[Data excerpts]
* Begin *

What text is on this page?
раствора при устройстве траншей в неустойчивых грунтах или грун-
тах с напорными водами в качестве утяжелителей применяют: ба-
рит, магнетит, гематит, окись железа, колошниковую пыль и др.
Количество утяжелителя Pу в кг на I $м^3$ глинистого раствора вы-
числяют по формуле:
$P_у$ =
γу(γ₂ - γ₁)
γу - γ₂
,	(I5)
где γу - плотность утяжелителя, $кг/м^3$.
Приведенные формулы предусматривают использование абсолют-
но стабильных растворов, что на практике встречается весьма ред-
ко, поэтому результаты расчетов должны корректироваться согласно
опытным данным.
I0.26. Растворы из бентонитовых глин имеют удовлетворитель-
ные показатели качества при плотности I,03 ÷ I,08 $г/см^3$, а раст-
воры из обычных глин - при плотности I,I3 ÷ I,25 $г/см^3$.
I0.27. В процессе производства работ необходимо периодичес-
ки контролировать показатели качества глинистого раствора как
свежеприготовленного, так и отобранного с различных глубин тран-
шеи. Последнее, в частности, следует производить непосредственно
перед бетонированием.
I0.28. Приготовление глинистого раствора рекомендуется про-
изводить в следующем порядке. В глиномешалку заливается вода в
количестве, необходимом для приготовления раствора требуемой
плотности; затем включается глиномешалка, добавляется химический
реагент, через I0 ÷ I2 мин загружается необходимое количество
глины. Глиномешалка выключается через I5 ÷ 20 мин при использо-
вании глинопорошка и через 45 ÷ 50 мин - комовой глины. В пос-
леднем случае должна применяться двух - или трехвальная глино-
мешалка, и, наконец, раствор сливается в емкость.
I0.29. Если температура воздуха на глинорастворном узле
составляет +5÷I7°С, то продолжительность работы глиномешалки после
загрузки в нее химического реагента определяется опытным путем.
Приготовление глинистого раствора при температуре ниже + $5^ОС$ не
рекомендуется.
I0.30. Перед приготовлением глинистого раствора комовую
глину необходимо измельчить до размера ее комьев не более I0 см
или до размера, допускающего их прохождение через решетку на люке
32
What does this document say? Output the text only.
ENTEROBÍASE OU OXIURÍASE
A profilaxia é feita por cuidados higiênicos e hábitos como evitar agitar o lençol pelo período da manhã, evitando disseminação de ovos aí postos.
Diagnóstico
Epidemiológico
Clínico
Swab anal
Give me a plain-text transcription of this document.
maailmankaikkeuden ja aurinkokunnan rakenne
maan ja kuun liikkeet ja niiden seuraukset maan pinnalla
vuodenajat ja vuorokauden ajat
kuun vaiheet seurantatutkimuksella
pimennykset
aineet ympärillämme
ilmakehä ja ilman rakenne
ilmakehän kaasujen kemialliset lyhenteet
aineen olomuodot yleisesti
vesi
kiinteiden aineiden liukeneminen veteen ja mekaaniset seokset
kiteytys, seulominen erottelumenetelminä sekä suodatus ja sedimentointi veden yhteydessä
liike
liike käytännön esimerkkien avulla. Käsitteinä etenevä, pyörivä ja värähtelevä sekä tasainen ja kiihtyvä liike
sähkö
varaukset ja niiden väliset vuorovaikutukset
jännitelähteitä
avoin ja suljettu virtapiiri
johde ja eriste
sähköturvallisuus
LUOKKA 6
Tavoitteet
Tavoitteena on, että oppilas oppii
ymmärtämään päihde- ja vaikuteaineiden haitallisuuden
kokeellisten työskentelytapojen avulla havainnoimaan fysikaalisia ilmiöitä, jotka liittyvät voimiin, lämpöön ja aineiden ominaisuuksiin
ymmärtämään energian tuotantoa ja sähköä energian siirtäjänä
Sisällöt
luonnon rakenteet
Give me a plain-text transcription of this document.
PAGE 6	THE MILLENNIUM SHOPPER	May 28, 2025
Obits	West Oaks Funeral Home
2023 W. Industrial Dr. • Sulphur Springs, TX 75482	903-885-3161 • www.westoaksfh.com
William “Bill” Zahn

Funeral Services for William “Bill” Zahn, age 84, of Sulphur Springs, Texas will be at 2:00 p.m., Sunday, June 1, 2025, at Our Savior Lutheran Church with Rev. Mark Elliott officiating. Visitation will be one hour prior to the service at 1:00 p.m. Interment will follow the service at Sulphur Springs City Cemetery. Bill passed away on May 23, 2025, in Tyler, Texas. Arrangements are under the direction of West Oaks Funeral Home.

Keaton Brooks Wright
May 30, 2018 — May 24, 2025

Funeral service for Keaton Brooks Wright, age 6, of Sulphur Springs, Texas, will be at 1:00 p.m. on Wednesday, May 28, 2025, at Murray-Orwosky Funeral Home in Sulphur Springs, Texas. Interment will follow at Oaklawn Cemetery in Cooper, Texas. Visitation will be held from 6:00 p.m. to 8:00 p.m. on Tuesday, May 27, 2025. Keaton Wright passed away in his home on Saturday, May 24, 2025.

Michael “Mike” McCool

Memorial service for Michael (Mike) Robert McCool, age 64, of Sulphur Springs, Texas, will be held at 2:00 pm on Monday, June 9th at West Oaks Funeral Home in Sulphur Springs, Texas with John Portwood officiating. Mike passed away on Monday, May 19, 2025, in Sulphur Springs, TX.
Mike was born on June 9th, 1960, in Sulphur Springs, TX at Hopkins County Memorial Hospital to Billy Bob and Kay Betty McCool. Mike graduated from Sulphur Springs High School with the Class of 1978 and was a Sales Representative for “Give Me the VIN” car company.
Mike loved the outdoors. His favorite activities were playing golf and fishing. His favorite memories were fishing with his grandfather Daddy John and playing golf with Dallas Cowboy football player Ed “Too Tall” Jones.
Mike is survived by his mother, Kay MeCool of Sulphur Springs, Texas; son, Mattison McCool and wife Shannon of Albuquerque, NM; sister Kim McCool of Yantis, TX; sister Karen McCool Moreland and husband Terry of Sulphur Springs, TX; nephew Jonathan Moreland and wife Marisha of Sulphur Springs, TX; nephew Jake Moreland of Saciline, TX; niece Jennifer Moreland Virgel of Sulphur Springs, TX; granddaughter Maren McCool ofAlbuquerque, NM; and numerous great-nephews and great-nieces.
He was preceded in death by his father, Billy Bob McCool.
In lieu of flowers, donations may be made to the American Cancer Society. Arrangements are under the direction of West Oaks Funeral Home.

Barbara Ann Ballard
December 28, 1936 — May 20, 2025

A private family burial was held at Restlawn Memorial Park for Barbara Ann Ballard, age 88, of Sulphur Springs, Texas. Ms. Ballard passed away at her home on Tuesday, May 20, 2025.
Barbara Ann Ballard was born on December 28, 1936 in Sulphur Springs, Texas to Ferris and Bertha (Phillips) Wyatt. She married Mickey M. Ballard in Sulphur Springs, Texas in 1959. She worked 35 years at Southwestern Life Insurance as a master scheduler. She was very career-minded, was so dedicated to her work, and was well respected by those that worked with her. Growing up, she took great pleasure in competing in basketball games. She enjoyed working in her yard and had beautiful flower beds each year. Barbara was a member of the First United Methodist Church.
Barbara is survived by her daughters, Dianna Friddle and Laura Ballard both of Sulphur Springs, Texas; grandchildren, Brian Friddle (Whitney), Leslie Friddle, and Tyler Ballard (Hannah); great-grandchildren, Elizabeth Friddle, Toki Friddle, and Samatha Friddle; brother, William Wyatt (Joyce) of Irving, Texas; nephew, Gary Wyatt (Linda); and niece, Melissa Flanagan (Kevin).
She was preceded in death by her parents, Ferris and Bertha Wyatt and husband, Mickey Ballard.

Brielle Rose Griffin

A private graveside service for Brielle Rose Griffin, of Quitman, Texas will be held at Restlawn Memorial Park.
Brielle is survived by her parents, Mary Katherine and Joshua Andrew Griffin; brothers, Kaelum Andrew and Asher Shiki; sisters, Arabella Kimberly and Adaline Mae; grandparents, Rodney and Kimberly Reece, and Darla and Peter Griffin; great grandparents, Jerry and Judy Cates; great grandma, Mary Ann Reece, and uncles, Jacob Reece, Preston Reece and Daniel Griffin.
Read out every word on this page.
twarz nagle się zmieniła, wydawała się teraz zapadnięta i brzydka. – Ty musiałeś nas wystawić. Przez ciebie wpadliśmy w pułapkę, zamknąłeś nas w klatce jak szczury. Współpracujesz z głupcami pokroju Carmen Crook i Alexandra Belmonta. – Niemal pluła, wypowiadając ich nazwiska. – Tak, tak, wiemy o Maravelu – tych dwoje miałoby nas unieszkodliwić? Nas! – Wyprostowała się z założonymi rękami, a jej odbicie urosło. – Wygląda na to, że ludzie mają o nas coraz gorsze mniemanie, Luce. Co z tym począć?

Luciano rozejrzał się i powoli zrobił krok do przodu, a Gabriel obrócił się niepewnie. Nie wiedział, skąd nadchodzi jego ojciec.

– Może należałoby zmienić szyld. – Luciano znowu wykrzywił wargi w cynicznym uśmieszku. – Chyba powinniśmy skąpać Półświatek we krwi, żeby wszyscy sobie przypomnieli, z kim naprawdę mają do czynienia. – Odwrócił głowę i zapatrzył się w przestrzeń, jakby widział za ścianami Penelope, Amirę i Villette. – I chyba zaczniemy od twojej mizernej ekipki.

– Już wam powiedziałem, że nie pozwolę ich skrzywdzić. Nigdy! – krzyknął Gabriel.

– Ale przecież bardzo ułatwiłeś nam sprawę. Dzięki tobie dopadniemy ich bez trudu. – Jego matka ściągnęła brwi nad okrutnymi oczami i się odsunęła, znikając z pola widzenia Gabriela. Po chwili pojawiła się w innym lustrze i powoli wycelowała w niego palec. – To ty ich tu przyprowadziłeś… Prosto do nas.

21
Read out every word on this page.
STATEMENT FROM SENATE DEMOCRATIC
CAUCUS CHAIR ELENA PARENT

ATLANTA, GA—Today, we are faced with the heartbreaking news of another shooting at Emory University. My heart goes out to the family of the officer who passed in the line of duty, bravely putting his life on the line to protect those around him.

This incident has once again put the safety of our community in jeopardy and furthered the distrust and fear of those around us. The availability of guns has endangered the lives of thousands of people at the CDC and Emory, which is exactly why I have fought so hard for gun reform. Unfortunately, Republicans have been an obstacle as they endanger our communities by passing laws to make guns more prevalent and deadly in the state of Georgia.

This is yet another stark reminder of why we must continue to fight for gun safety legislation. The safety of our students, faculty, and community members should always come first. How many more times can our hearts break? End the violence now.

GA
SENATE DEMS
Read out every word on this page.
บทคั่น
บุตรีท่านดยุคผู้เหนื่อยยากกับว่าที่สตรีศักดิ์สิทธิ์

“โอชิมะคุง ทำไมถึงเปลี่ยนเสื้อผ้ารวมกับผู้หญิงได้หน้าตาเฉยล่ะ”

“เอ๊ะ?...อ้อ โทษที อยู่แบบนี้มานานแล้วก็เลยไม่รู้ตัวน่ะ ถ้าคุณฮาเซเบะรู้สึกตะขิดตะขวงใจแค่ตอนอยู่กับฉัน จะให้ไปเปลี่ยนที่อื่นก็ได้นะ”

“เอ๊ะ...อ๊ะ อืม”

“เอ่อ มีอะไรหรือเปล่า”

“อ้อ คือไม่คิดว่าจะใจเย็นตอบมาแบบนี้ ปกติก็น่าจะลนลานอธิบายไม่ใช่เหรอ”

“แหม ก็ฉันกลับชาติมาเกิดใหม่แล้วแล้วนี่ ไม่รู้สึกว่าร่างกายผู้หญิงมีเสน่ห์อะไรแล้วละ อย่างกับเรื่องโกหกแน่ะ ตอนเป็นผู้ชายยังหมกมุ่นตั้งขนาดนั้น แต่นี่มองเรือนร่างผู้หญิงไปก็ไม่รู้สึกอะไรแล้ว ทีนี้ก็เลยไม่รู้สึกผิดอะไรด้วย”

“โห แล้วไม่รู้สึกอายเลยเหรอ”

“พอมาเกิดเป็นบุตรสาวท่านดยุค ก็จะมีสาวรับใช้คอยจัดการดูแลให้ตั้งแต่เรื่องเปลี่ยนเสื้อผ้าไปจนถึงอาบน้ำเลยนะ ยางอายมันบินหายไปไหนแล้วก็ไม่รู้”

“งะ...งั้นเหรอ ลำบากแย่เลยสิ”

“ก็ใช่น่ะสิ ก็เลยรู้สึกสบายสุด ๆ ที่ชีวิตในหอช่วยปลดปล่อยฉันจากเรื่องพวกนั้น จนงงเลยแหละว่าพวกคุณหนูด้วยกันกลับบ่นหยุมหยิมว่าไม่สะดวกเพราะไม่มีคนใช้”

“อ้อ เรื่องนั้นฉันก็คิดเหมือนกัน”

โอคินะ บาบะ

* End *

* **Required task**:
Report the number of lines containing the string "another" and add nothing to it.

* **Task response**:
2